From the entries below, gather every line containing the string "name".

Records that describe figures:
┏━━

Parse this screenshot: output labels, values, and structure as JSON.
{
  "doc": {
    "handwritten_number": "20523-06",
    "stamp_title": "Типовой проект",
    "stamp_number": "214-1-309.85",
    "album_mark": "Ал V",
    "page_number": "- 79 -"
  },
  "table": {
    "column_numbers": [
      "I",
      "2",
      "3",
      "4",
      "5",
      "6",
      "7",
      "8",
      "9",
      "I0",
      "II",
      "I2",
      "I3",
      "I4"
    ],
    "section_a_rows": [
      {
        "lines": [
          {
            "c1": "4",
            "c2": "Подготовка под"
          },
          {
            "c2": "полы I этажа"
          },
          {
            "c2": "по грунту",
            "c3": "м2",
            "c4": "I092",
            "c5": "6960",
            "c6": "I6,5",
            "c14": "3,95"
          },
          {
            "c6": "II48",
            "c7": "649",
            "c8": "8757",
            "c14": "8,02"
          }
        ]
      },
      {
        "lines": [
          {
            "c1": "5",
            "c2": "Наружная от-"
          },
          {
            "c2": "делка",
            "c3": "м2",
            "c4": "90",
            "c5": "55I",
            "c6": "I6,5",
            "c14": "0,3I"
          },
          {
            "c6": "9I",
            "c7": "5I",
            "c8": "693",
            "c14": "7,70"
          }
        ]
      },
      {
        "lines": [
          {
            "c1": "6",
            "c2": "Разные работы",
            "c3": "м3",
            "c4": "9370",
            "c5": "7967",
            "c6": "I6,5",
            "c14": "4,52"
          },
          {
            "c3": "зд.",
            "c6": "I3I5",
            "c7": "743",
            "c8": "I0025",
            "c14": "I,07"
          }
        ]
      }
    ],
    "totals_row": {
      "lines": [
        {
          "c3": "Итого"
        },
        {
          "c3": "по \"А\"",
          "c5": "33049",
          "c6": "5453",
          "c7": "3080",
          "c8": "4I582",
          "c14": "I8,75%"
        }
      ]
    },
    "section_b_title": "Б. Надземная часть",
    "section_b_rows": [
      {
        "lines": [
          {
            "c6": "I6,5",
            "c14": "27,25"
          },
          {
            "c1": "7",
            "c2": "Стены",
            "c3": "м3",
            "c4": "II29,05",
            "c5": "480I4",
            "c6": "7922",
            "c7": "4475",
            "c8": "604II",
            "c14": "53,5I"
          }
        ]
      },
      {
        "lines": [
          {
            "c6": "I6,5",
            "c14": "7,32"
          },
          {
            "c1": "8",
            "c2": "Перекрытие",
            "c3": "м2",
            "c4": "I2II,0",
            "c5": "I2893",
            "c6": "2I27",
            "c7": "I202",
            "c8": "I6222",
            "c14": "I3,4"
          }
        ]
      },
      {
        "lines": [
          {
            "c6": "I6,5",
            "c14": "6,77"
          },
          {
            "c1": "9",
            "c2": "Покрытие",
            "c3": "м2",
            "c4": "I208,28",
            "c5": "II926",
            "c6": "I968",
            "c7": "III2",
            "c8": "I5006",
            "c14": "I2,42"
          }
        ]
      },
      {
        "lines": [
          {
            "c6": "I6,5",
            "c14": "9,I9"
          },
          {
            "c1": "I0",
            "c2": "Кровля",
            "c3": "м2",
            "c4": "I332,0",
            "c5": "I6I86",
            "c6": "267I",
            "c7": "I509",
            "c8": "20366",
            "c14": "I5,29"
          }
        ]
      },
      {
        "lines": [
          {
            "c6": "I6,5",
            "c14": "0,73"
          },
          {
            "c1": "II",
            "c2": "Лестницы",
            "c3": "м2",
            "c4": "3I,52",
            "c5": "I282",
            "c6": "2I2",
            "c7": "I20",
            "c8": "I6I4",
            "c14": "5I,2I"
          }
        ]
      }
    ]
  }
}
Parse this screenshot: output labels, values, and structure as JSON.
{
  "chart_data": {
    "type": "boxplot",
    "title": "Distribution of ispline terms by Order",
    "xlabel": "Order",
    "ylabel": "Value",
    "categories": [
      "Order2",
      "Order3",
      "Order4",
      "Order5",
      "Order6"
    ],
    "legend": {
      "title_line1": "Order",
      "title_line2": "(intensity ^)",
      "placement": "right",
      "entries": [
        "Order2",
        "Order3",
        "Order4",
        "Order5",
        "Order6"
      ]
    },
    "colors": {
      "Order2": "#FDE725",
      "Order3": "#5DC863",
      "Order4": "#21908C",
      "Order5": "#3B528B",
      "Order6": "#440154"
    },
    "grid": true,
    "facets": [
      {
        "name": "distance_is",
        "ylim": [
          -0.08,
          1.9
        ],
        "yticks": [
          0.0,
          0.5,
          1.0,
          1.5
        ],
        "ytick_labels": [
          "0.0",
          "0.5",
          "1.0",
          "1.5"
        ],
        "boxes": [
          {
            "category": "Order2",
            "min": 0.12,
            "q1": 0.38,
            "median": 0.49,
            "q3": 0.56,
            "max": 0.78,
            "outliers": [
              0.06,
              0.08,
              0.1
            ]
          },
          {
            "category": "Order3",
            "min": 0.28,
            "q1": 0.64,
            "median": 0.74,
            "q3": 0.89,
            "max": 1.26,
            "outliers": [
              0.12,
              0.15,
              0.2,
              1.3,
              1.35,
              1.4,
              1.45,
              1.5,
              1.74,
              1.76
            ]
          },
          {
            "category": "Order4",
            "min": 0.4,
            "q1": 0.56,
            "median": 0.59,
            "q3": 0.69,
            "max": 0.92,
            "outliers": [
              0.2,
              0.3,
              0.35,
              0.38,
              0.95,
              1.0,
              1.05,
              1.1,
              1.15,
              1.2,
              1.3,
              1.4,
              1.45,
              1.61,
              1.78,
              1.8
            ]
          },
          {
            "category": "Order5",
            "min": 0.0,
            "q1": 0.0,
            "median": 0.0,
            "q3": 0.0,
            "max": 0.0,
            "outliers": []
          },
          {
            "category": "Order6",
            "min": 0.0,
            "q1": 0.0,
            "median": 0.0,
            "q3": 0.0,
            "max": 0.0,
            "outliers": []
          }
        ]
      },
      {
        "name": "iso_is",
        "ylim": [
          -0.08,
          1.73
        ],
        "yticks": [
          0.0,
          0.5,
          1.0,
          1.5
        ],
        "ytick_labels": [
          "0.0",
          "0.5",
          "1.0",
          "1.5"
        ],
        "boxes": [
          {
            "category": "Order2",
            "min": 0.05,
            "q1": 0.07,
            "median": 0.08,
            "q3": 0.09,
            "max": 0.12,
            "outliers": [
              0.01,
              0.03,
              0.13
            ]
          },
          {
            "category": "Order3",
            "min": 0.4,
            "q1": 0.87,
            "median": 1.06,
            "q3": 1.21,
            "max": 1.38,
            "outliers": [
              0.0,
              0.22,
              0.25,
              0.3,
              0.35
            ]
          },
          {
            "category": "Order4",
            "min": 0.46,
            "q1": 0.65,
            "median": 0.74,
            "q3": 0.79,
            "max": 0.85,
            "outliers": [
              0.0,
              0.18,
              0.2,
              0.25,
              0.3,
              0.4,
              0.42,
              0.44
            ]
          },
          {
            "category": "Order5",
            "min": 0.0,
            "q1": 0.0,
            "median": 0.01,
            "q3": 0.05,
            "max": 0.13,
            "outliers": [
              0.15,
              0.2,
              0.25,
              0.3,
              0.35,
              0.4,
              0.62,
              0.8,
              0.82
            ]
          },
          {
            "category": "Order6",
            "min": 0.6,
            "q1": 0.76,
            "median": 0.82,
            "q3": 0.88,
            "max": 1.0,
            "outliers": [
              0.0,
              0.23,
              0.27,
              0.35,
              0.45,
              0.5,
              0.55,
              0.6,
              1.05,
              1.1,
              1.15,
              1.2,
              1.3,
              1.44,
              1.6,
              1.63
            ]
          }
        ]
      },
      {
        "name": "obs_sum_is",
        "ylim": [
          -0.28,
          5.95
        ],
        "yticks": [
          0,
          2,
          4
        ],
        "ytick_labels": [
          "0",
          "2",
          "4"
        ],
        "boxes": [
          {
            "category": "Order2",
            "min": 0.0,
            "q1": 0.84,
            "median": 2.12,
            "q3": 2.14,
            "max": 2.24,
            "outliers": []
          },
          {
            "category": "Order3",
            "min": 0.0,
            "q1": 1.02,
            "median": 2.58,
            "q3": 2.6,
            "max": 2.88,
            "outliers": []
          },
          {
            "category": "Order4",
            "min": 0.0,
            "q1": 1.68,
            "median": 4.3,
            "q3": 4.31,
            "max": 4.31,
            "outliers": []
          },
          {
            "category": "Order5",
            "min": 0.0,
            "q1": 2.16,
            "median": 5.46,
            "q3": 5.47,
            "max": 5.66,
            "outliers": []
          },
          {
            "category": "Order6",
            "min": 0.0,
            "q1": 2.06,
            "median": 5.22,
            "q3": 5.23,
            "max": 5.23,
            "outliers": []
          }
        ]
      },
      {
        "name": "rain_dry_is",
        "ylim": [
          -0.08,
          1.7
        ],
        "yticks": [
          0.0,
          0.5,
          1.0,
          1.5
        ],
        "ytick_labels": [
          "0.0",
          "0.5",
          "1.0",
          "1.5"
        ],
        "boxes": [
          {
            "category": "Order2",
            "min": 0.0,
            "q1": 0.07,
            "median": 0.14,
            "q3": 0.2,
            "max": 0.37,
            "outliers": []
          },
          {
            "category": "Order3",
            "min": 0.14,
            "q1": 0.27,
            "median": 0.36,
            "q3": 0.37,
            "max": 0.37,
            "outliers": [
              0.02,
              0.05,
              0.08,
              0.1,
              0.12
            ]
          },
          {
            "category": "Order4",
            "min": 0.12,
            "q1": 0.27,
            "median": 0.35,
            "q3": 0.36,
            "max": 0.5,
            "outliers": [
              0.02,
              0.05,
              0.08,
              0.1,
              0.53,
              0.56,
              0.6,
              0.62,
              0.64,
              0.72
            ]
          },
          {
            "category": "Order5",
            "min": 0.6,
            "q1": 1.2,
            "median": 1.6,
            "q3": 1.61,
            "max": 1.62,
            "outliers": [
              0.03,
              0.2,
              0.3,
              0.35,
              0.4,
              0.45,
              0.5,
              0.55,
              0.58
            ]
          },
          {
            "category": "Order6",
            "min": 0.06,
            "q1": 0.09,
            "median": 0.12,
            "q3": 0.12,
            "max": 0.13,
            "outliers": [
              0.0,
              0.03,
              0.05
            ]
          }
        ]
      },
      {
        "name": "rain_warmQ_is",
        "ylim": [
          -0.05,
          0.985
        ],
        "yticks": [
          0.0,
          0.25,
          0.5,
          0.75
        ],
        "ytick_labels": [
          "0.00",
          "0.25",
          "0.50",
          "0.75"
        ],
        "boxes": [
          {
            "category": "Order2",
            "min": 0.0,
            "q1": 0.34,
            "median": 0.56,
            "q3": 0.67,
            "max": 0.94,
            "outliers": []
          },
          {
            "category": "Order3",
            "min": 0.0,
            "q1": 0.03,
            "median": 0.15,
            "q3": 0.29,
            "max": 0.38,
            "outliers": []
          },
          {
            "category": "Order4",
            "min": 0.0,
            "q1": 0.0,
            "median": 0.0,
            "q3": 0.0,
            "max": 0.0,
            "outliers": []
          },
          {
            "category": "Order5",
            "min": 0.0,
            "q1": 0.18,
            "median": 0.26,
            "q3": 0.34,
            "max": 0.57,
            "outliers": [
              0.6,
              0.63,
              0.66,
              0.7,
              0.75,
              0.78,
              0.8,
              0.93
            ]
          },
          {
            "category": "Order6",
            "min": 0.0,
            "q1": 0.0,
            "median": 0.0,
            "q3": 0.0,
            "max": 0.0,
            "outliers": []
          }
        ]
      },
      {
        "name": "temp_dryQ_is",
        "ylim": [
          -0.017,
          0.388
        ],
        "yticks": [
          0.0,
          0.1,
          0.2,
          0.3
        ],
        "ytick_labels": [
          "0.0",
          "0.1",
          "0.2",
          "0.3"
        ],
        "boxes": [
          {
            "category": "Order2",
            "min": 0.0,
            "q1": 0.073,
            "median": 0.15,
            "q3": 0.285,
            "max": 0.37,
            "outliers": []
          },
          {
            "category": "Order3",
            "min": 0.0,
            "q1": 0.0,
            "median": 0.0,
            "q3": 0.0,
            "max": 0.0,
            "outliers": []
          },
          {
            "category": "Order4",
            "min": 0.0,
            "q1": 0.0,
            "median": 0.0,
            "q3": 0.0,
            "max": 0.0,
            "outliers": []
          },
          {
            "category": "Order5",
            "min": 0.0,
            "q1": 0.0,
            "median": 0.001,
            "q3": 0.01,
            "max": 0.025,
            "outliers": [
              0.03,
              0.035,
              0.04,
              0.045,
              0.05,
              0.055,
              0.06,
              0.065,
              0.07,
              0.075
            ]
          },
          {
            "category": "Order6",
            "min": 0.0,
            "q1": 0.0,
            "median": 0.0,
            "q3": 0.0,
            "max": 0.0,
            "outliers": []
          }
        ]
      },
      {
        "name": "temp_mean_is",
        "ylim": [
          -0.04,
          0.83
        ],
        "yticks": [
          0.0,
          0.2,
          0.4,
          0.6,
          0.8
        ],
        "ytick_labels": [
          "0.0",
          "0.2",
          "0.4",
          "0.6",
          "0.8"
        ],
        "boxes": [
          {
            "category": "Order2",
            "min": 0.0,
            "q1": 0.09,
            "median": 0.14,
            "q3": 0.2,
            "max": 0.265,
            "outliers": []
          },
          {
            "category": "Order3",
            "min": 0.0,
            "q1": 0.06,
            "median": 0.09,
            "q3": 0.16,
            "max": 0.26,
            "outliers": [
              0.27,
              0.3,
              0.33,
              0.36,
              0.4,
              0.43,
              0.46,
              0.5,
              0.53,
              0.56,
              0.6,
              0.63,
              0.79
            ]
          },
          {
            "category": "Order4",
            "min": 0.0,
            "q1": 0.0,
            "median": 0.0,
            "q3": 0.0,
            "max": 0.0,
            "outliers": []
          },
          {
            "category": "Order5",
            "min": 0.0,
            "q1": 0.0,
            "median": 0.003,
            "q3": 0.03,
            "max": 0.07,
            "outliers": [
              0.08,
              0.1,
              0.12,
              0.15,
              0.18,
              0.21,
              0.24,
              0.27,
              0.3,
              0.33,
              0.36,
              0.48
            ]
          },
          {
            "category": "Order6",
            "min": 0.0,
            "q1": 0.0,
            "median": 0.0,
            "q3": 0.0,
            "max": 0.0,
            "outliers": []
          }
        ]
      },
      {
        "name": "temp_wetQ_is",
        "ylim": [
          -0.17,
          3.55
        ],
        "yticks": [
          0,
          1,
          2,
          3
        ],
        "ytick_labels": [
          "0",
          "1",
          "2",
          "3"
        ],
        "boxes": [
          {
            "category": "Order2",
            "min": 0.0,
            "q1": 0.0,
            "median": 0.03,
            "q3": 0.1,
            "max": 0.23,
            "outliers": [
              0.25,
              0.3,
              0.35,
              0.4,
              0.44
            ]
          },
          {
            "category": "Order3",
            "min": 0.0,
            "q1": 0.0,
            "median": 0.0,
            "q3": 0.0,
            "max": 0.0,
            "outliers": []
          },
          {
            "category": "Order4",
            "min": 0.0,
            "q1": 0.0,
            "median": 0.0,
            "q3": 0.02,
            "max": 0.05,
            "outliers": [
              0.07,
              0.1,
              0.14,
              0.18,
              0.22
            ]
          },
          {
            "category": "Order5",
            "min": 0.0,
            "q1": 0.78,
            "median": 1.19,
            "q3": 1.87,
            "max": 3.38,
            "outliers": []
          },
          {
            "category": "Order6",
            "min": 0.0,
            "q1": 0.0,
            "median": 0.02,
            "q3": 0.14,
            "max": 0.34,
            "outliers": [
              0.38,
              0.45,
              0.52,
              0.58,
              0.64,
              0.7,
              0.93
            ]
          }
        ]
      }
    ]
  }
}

┗━━

▸ **Task output**
        "name": "distance_is",
        "name": "iso_is",
        "name": "obs_sum_is",
        "name": "rain_dry_is",
        "name": "rain_warmQ_is",
        "name": "temp_dryQ_is",
        "name": "temp_mean_is",
        "name": "temp_wetQ_is",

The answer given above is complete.